• Data entries

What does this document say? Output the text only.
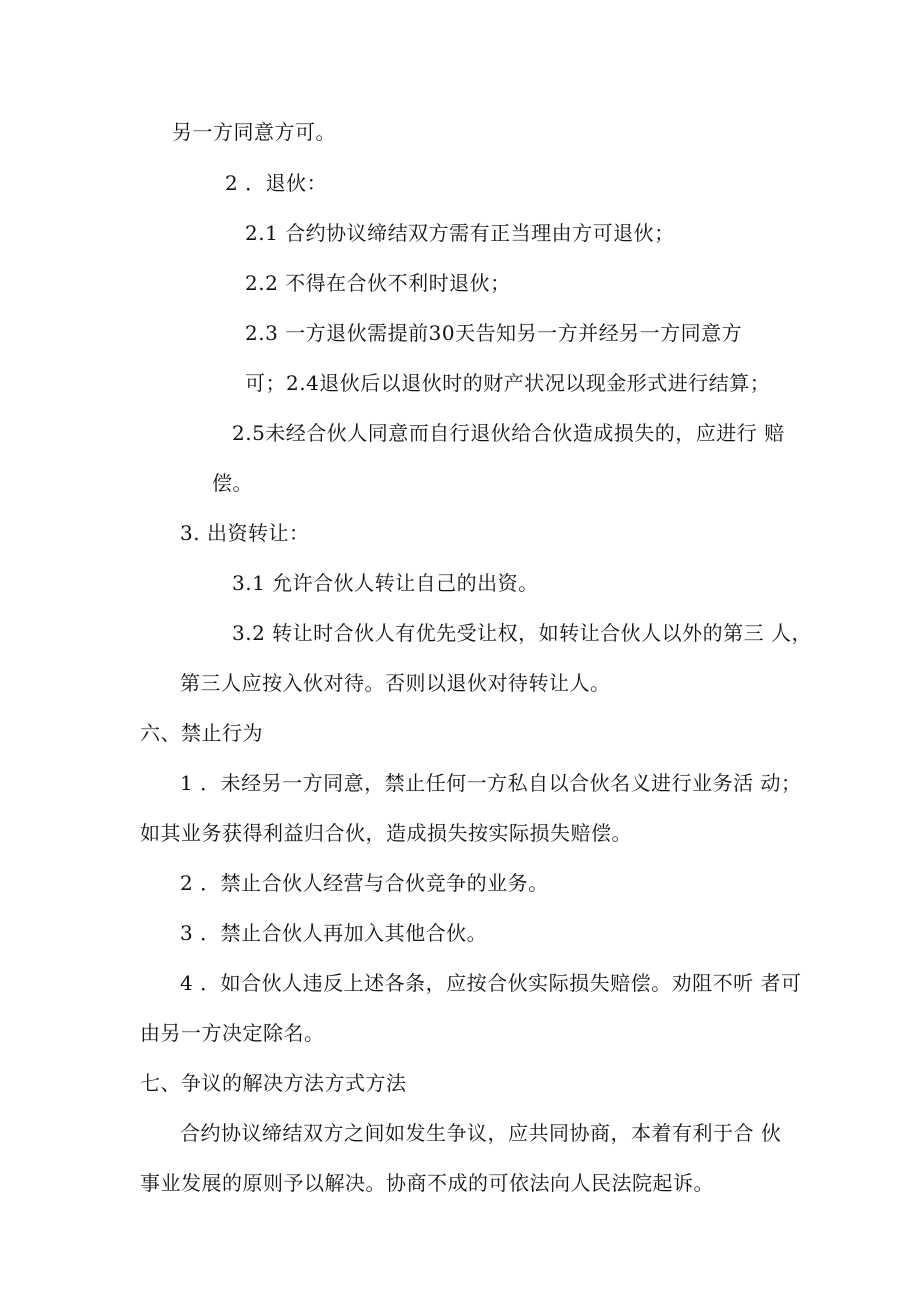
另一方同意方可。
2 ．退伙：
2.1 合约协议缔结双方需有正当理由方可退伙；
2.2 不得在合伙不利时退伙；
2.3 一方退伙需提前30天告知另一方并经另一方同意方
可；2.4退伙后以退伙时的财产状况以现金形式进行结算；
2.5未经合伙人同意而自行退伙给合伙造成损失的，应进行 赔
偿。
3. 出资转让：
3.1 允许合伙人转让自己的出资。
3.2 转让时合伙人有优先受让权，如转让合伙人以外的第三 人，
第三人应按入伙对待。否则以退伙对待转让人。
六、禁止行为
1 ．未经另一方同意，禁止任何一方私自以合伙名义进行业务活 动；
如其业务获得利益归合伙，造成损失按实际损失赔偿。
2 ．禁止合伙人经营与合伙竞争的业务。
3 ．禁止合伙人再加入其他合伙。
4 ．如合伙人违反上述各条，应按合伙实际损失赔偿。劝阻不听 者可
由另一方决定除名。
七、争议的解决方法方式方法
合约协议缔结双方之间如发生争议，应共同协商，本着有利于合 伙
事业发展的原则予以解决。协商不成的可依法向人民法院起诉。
---
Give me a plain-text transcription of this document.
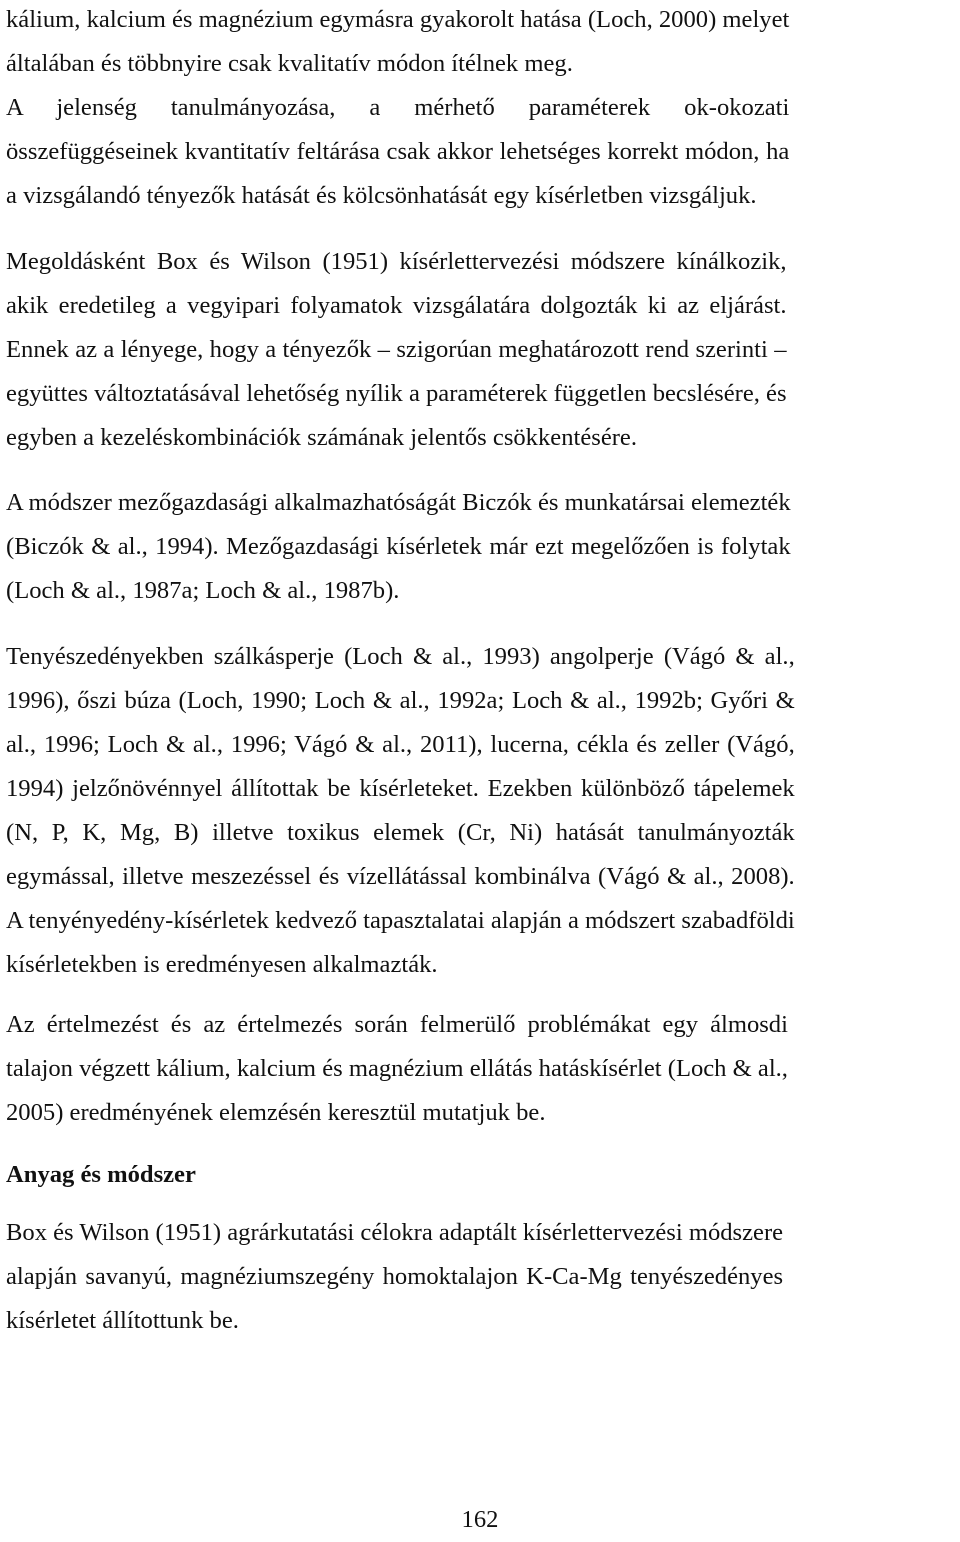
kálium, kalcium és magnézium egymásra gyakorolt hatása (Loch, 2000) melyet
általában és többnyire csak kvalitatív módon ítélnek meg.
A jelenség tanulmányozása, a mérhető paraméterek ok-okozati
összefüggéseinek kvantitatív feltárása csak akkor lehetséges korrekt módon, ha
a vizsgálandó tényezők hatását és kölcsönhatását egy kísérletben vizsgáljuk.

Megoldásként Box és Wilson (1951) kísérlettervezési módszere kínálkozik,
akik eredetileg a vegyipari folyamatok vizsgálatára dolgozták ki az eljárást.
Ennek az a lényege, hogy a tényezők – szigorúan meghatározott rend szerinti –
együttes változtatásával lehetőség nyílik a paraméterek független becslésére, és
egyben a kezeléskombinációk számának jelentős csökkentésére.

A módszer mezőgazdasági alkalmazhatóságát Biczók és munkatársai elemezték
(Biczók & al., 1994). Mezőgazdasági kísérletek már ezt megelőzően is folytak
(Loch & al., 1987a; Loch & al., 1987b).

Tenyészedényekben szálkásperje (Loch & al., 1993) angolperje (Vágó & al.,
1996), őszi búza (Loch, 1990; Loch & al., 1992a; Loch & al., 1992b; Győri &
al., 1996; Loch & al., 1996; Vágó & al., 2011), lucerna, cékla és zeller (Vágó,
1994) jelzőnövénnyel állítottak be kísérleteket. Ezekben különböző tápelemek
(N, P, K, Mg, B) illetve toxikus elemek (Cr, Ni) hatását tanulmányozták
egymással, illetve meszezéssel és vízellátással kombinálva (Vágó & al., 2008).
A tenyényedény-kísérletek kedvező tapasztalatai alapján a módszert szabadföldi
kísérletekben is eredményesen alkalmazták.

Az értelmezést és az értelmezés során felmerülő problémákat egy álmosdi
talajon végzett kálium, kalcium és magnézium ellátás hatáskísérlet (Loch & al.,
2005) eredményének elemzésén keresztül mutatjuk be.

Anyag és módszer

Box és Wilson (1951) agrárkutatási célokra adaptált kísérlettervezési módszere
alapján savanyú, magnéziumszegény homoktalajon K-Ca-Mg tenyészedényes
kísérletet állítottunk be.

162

• GIVEN INSTRUCTION
Using the listing, copy every line where the word "text" shows up.

• RESULT FOR THIS TASK
What does this document say? Output the text only.
Give me a plain-text transcription of this document.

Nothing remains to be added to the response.